Exercise brief
Reproduce the records below in their entirety, character for character.

Data rows
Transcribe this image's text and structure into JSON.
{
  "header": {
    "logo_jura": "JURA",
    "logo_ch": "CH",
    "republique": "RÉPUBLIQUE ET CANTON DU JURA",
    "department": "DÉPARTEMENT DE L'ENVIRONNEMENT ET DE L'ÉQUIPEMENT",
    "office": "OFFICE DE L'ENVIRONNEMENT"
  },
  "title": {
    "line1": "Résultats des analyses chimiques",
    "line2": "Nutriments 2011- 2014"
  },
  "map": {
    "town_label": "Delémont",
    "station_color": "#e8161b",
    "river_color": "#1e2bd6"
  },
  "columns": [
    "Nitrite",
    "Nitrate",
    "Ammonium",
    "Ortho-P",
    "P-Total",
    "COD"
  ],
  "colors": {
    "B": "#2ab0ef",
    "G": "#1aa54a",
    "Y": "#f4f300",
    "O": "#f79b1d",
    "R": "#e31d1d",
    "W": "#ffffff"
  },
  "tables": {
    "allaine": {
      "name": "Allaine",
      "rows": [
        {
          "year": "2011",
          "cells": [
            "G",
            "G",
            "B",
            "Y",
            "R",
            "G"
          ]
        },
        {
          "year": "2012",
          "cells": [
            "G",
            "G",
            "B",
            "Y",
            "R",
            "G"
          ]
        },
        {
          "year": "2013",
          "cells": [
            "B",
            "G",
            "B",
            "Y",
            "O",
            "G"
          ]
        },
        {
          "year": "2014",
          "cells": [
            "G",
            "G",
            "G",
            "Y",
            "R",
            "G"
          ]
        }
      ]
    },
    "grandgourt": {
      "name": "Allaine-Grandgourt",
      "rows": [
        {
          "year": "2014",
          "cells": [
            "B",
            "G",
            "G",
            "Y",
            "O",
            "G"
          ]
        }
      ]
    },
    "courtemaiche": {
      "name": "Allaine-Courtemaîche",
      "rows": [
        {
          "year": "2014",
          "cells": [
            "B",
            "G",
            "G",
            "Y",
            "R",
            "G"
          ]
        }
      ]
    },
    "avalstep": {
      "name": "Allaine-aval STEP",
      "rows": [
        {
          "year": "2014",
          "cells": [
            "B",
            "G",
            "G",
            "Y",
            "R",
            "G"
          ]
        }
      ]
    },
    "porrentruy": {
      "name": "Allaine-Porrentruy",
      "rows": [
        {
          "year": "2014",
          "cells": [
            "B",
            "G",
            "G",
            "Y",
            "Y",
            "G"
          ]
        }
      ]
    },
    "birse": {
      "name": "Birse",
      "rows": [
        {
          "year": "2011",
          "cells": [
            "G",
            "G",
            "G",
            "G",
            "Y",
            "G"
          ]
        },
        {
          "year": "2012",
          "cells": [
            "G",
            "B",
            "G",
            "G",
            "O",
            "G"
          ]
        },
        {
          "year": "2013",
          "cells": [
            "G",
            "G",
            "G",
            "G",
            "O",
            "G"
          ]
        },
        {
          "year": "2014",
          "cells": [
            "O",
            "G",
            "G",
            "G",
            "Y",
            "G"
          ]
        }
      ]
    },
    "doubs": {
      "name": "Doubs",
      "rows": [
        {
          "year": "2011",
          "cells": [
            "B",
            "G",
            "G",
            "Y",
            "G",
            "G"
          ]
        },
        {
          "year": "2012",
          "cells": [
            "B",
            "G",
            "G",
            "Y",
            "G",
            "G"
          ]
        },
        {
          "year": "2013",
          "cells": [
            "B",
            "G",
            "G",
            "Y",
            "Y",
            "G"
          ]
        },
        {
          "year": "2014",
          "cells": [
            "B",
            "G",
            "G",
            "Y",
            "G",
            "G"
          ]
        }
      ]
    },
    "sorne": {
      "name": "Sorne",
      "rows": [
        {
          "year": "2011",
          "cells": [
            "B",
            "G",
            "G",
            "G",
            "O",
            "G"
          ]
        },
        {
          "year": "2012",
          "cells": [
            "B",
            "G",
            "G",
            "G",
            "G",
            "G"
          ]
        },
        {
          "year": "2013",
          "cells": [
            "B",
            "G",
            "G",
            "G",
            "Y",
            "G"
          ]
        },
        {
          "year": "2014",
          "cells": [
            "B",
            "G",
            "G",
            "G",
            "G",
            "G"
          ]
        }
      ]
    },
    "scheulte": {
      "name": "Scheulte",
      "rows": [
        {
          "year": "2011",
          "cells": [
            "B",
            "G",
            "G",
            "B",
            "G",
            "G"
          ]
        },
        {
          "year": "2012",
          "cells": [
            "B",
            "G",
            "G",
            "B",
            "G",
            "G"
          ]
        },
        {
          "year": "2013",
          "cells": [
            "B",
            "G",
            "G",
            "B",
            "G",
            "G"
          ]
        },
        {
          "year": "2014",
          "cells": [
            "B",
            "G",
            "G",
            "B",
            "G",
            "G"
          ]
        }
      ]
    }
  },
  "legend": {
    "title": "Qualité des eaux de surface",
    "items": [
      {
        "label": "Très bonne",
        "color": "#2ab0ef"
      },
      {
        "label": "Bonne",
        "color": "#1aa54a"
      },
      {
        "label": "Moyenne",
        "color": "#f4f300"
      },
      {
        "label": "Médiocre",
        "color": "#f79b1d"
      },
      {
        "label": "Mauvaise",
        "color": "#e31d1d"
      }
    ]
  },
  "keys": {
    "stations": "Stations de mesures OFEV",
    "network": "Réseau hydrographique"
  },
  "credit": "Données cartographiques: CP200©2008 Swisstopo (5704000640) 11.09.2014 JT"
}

Reply
Transcribe this image's text and structure into JSON.
{
  "header": {
    "logo_jura": "JURA",
    "logo_ch": "CH",
    "republique": "RÉPUBLIQUE ET CANTON DU JURA",
    "department": "DÉPARTEMENT DE L'ENVIRONNEMENT ET DE L'ÉQUIPEMENT",
    "office": "OFFICE DE L'ENVIRONNEMENT"
  },
  "title": {
    "line1": "Résultats des analyses chimiques",
    "line2": "Nutriments 2011- 2014"
  },
  "map": {
    "town_label": "Delémont",
    "station_color": "#e8161b",
    "river_color": "#1e2bd6"
  },
  "columns": [
    "Nitrite",
    "Nitrate",
    "Ammonium",
    "Ortho-P",
    "P-Total",
    "COD"
  ],
  "colors": {
    "B": "#2ab0ef",
    "G": "#1aa54a",
    "Y": "#f4f300",
    "O": "#f79b1d",
    "R": "#e31d1d",
    "W": "#ffffff"
  },
  "tables": {
    "allaine": {
      "name": "Allaine",
      "rows": [
        {
          "year": "2011",
          "cells": [
            "G",
            "G",
            "B",
            "Y",
            "R",
            "G"
          ]
        },
        {
          "year": "2012",
          "cells": [
            "G",
            "G",
            "B",
            "Y",
            "R",
            "G"
          ]
        },
        {
          "year": "2013",
          "cells": [
            "B",
            "G",
            "B",
            "Y",
            "O",
            "G"
          ]
        },
        {
          "year": "2014",
          "cells": [
            "G",
            "G",
            "G",
            "Y",
            "R",
            "G"
          ]
        }
      ]
    },
    "grandgourt": {
      "name": "Allaine-Grandgourt",
      "rows": [
        {
          "year": "2014",
          "cells": [
            "B",
            "G",
            "G",
            "Y",
            "O",
            "G"
          ]
        }
      ]
    },
    "courtemaiche": {
      "name": "Allaine-Courtemaîche",
      "rows": [
        {
          "year": "2014",
          "cells": [
            "B",
            "G",
            "G",
            "Y",
            "R",
            "G"
          ]
        }
      ]
    },
    "avalstep": {
      "name": "Allaine-aval STEP",
      "rows": [
        {
          "year": "2014",
          "cells": [
            "B",
            "G",
            "G",
            "Y",
            "R",
            "G"
          ]
        }
      ]
    },
    "porrentruy": {
      "name": "Allaine-Porrentruy",
      "rows": [
        {
          "year": "2014",
          "cells": [
            "B",
            "G",
            "G",
            "Y",
            "Y",
            "G"
          ]
        }
      ]
    },
    "birse": {
      "name": "Birse",
      "rows": [
        {
          "year": "2011",
          "cells": [
            "G",
            "G",
            "G",
            "G",
            "Y",
            "G"
          ]
        },
        {
          "year": "2012",
          "cells": [
            "G",
            "B",
            "G",
            "G",
            "O",
            "G"
          ]
        },
        {
          "year": "2013",
          "cells": [
            "G",
            "G",
            "G",
            "G",
            "O",
            "G"
          ]
        },
        {
          "year": "2014",
          "cells": [
            "O",
            "G",
            "G",
            "G",
            "Y",
            "G"
          ]
        }
      ]
    },
    "doubs": {
      "name": "Doubs",
      "rows": [
        {
          "year": "2011",
          "cells": [
            "B",
            "G",
            "G",
            "Y",
            "G",
            "G"
          ]
        },
        {
          "year": "2012",
          "cells": [
            "B",
            "G",
            "G",
            "Y",
            "G",
            "G"
          ]
        },
        {
          "year": "2013",
          "cells": [
            "B",
            "G",
            "G",
            "Y",
            "Y",
            "G"
          ]
        },
        {
          "year": "2014",
          "cells": [
            "B",
            "G",
            "G",
            "Y",
            "G",
            "G"
          ]
        }
      ]
    },
    "sorne": {
      "name": "Sorne",
      "rows": [
        {
          "year": "2011",
          "cells": [
            "B",
            "G",
            "G",
            "G",
            "O",
            "G"
          ]
        },
        {
          "year": "2012",
          "cells": [
            "B",
            "G",
            "G",
            "G",
            "G",
            "G"
          ]
        },
        {
          "year": "2013",
          "cells": [
            "B",
            "G",
            "G",
            "G",
            "Y",
            "G"
          ]
        },
        {
          "year": "2014",
          "cells": [
            "B",
            "G",
            "G",
            "G",
            "G",
            "G"
          ]
        }
      ]
    },
    "scheulte": {
      "name": "Scheulte",
      "rows": [
        {
          "year": "2011",
          "cells": [
            "B",
            "G",
            "G",
            "B",
            "G",
            "G"
          ]
        },
        {
          "year": "2012",
          "cells": [
            "B",
            "G",
            "G",
            "B",
            "G",
            "G"
          ]
        },
        {
          "year": "2013",
          "cells": [
            "B",
            "G",
            "G",
            "B",
            "G",
            "G"
          ]
        },
        {
          "year": "2014",
          "cells": [
            "B",
            "G",
            "G",
            "B",
            "G",
            "G"
          ]
        }
      ]
    }
  },
  "legend": {
    "title": "Qualité des eaux de surface",
    "items": [
      {
        "label": "Très bonne",
        "color": "#2ab0ef"
      },
      {
        "label": "Bonne",
        "color": "#1aa54a"
      },
      {
        "label": "Moyenne",
        "color": "#f4f300"
      },
      {
        "label": "Médiocre",
        "color": "#f79b1d"
      },
      {
        "label": "Mauvaise",
        "color": "#e31d1d"
      }
    ]
  },
  "keys": {
    "stations": "Stations de mesures OFEV",
    "network": "Réseau hydrographique"
  },
  "credit": "Données cartographiques: CP200©2008 Swisstopo (5704000640) 11.09.2014 JT"
}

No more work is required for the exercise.